(Dataset records):
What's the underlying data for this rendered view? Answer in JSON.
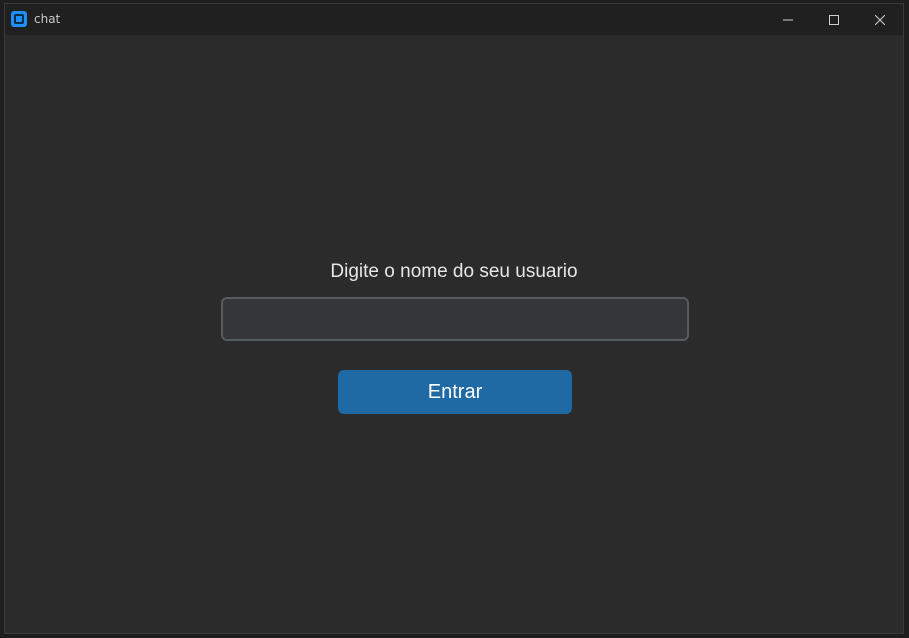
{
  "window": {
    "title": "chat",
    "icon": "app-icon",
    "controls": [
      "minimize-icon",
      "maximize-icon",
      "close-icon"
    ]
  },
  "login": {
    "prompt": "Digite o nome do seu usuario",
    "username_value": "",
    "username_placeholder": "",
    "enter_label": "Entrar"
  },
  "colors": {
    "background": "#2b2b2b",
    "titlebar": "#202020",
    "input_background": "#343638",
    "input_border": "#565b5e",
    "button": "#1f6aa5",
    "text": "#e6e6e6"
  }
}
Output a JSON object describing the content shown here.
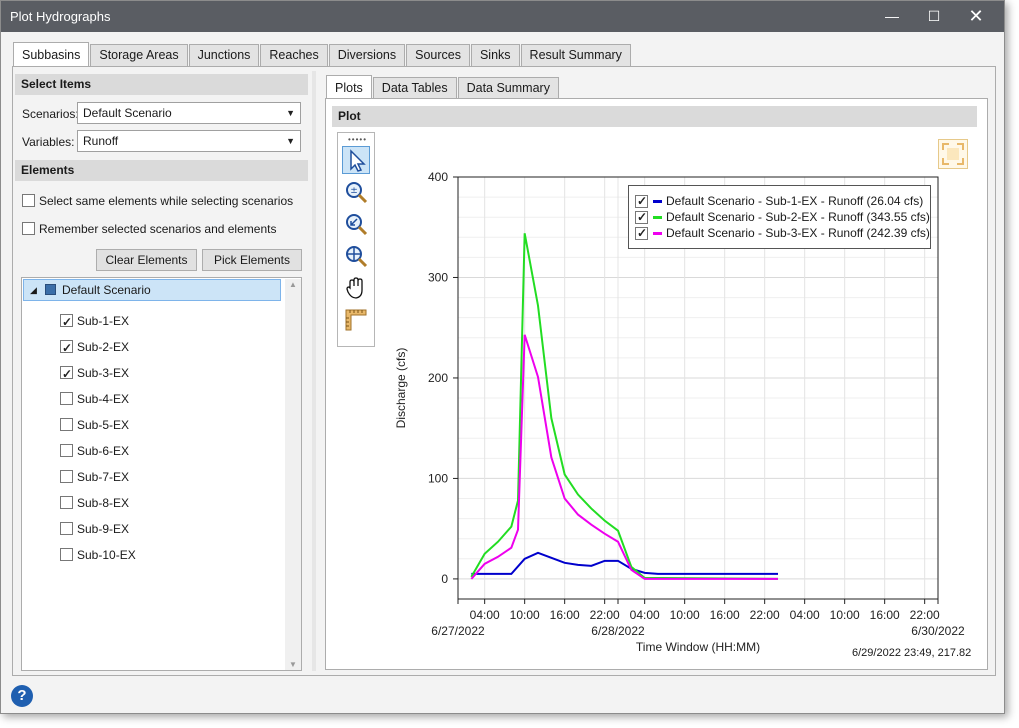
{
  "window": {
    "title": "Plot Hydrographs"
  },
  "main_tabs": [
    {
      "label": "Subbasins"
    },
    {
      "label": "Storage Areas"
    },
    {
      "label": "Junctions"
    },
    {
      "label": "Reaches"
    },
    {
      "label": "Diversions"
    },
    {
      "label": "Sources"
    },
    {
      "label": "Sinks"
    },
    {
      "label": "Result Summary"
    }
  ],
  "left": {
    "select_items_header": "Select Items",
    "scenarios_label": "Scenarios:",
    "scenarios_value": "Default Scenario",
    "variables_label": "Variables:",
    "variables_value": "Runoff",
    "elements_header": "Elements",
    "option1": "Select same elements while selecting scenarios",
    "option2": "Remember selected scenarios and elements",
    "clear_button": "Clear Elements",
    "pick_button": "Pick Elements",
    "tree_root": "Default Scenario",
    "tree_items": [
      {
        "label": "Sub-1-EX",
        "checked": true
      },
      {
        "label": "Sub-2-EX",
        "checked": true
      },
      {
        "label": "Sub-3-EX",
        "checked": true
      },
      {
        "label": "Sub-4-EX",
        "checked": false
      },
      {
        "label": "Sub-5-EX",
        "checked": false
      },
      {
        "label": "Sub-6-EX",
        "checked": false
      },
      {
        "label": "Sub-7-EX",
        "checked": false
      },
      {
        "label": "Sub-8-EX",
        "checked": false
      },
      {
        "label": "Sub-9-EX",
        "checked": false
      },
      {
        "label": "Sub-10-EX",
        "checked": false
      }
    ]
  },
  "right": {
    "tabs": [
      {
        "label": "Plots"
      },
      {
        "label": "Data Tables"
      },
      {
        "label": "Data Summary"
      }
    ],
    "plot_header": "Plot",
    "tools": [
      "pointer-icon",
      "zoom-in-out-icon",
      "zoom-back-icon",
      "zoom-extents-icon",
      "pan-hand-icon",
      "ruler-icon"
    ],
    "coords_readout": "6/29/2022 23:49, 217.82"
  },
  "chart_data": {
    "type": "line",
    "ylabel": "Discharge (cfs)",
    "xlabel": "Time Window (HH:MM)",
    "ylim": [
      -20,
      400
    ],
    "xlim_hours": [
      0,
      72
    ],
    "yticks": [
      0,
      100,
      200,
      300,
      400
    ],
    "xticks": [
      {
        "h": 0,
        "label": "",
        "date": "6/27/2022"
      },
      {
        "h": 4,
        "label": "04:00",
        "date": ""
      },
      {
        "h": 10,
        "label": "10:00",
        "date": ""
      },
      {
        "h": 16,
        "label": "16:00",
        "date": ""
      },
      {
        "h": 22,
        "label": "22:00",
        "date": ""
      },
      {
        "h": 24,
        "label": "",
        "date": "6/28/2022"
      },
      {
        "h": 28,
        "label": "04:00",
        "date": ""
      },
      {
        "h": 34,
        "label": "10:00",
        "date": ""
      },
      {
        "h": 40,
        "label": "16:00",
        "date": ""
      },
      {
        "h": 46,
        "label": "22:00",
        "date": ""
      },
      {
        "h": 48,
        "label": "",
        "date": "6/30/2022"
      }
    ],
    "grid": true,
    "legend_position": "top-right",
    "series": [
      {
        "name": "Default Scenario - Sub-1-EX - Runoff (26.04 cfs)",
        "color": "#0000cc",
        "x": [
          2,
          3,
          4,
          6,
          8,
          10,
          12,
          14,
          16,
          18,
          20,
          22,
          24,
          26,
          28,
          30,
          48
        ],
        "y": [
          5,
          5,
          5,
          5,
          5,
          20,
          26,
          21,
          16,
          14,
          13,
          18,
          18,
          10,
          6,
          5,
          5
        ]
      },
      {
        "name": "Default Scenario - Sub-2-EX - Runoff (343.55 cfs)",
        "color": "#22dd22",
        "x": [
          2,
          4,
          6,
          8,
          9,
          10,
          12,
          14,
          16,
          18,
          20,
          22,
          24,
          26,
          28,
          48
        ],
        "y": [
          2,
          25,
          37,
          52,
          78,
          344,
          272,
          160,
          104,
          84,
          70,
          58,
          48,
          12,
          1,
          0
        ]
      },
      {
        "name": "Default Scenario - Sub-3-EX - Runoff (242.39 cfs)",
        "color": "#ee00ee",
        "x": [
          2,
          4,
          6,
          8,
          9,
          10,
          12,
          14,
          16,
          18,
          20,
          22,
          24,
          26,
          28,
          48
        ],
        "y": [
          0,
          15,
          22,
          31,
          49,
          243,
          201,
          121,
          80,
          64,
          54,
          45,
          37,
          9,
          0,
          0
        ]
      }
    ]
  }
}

(Stated goal): Write out the records above exactly as they stand, leaving out every picture.

(Response):
What's the underlying data for this rendered view? Answer in JSON.
{
  "window": {
    "title": "chat",
    "icon": "app-icon",
    "controls": [
      "minimize-icon",
      "maximize-icon",
      "close-icon"
    ]
  },
  "login": {
    "prompt": "Digite o nome do seu usuario",
    "username_value": "",
    "username_placeholder": "",
    "enter_label": "Entrar"
  },
  "colors": {
    "background": "#2b2b2b",
    "titlebar": "#202020",
    "input_background": "#343638",
    "input_border": "#565b5e",
    "button": "#1f6aa5",
    "text": "#e6e6e6"
  }
}
Output a JSON object describing the content shown here.
{
  "window": {
    "title": "Plot Hydrographs"
  },
  "main_tabs": [
    {
      "label": "Subbasins"
    },
    {
      "label": "Storage Areas"
    },
    {
      "label": "Junctions"
    },
    {
      "label": "Reaches"
    },
    {
      "label": "Diversions"
    },
    {
      "label": "Sources"
    },
    {
      "label": "Sinks"
    },
    {
      "label": "Result Summary"
    }
  ],
  "left": {
    "select_items_header": "Select Items",
    "scenarios_label": "Scenarios:",
    "scenarios_value": "Default Scenario",
    "variables_label": "Variables:",
    "variables_value": "Runoff",
    "elements_header": "Elements",
    "option1": "Select same elements while selecting scenarios",
    "option2": "Remember selected scenarios and elements",
    "clear_button": "Clear Elements",
    "pick_button": "Pick Elements",
    "tree_root": "Default Scenario",
    "tree_items": [
      {
        "label": "Sub-1-EX",
        "checked": true
      },
      {
        "label": "Sub-2-EX",
        "checked": true
      },
      {
        "label": "Sub-3-EX",
        "checked": true
      },
      {
        "label": "Sub-4-EX",
        "checked": false
      },
      {
        "label": "Sub-5-EX",
        "checked": false
      },
      {
        "label": "Sub-6-EX",
        "checked": false
      },
      {
        "label": "Sub-7-EX",
        "checked": false
      },
      {
        "label": "Sub-8-EX",
        "checked": false
      },
      {
        "label": "Sub-9-EX",
        "checked": false
      },
      {
        "label": "Sub-10-EX",
        "checked": false
      }
    ]
  },
  "right": {
    "tabs": [
      {
        "label": "Plots"
      },
      {
        "label": "Data Tables"
      },
      {
        "label": "Data Summary"
      }
    ],
    "plot_header": "Plot",
    "tools": [
      "pointer-icon",
      "zoom-in-out-icon",
      "zoom-back-icon",
      "zoom-extents-icon",
      "pan-hand-icon",
      "ruler-icon"
    ],
    "coords_readout": "6/29/2022 23:49, 217.82"
  },
  "chart_data": {
    "type": "line",
    "ylabel": "Discharge (cfs)",
    "xlabel": "Time Window (HH:MM)",
    "ylim": [
      -20,
      400
    ],
    "xlim_hours": [
      0,
      72
    ],
    "yticks": [
      0,
      100,
      200,
      300,
      400
    ],
    "xticks": [
      {
        "h": 0,
        "label": "",
        "date": "6/27/2022"
      },
      {
        "h": 4,
        "label": "04:00",
        "date": ""
      },
      {
        "h": 10,
        "label": "10:00",
        "date": ""
      },
      {
        "h": 16,
        "label": "16:00",
        "date": ""
      },
      {
        "h": 22,
        "label": "22:00",
        "date": ""
      },
      {
        "h": 24,
        "label": "",
        "date": "6/28/2022"
      },
      {
        "h": 28,
        "label": "04:00",
        "date": ""
      },
      {
        "h": 34,
        "label": "10:00",
        "date": ""
      },
      {
        "h": 40,
        "label": "16:00",
        "date": ""
      },
      {
        "h": 46,
        "label": "22:00",
        "date": ""
      },
      {
        "h": 48,
        "label": "",
        "date": "6/30/2022"
      }
    ],
    "grid": true,
    "legend_position": "top-right",
    "series": [
      {
        "name": "Default Scenario - Sub-1-EX - Runoff (26.04 cfs)",
        "color": "#0000cc",
        "x": [
          2,
          3,
          4,
          6,
          8,
          10,
          12,
          14,
          16,
          18,
          20,
          22,
          24,
          26,
          28,
          30,
          48
        ],
        "y": [
          5,
          5,
          5,
          5,
          5,
          20,
          26,
          21,
          16,
          14,
          13,
          18,
          18,
          10,
          6,
          5,
          5
        ]
      },
      {
        "name": "Default Scenario - Sub-2-EX - Runoff (343.55 cfs)",
        "color": "#22dd22",
        "x": [
          2,
          4,
          6,
          8,
          9,
          10,
          12,
          14,
          16,
          18,
          20,
          22,
          24,
          26,
          28,
          48
        ],
        "y": [
          2,
          25,
          37,
          52,
          78,
          344,
          272,
          160,
          104,
          84,
          70,
          58,
          48,
          12,
          1,
          0
        ]
      },
      {
        "name": "Default Scenario - Sub-3-EX - Runoff (242.39 cfs)",
        "color": "#ee00ee",
        "x": [
          2,
          4,
          6,
          8,
          9,
          10,
          12,
          14,
          16,
          18,
          20,
          22,
          24,
          26,
          28,
          48
        ],
        "y": [
          0,
          15,
          22,
          31,
          49,
          243,
          201,
          121,
          80,
          64,
          54,
          45,
          37,
          9,
          0,
          0
        ]
      }
    ]
  }
}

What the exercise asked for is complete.